## BEGIN Records shown

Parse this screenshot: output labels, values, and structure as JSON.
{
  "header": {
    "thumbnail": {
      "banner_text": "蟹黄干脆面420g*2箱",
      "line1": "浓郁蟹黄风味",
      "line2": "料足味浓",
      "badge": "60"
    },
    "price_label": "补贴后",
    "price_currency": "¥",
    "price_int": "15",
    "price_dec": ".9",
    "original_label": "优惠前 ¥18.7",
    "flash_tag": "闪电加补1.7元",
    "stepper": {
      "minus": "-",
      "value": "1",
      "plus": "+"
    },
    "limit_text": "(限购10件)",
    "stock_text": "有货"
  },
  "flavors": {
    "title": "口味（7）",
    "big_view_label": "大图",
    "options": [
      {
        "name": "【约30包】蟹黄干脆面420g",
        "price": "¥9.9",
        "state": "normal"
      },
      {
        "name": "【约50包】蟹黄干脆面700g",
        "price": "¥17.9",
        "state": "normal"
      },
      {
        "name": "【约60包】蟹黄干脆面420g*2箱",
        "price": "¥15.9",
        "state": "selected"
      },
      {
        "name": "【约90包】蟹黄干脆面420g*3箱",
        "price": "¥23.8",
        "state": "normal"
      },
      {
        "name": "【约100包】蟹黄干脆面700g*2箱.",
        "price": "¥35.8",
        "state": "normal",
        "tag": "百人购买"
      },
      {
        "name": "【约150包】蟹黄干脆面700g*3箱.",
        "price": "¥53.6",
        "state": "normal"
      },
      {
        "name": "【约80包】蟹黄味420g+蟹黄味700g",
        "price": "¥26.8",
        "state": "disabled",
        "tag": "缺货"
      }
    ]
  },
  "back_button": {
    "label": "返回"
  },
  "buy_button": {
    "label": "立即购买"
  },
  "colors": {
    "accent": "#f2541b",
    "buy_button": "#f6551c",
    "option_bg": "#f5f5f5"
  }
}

## END Records shown

**Exercise goal:**
Every record above should be copied exactly.

**Final answer:**
Parse this screenshot: output labels, values, and structure as JSON.
{
  "header": {
    "thumbnail": {
      "banner_text": "蟹黄干脆面420g*2箱",
      "line1": "浓郁蟹黄风味",
      "line2": "料足味浓",
      "badge": "60"
    },
    "price_label": "补贴后",
    "price_currency": "¥",
    "price_int": "15",
    "price_dec": ".9",
    "original_label": "优惠前 ¥18.7",
    "flash_tag": "闪电加补1.7元",
    "stepper": {
      "minus": "-",
      "value": "1",
      "plus": "+"
    },
    "limit_text": "(限购10件)",
    "stock_text": "有货"
  },
  "flavors": {
    "title": "口味（7）",
    "big_view_label": "大图",
    "options": [
      {
        "name": "【约30包】蟹黄干脆面420g",
        "price": "¥9.9",
        "state": "normal"
      },
      {
        "name": "【约50包】蟹黄干脆面700g",
        "price": "¥17.9",
        "state": "normal"
      },
      {
        "name": "【约60包】蟹黄干脆面420g*2箱",
        "price": "¥15.9",
        "state": "selected"
      },
      {
        "name": "【约90包】蟹黄干脆面420g*3箱",
        "price": "¥23.8",
        "state": "normal"
      },
      {
        "name": "【约100包】蟹黄干脆面700g*2箱.",
        "price": "¥35.8",
        "state": "normal",
        "tag": "百人购买"
      },
      {
        "name": "【约150包】蟹黄干脆面700g*3箱.",
        "price": "¥53.6",
        "state": "normal"
      },
      {
        "name": "【约80包】蟹黄味420g+蟹黄味700g",
        "price": "¥26.8",
        "state": "disabled",
        "tag": "缺货"
      }
    ]
  },
  "back_button": {
    "label": "返回"
  },
  "buy_button": {
    "label": "立即购买"
  },
  "colors": {
    "accent": "#f2541b",
    "buy_button": "#f6551c",
    "option_bg": "#f5f5f5"
  }
}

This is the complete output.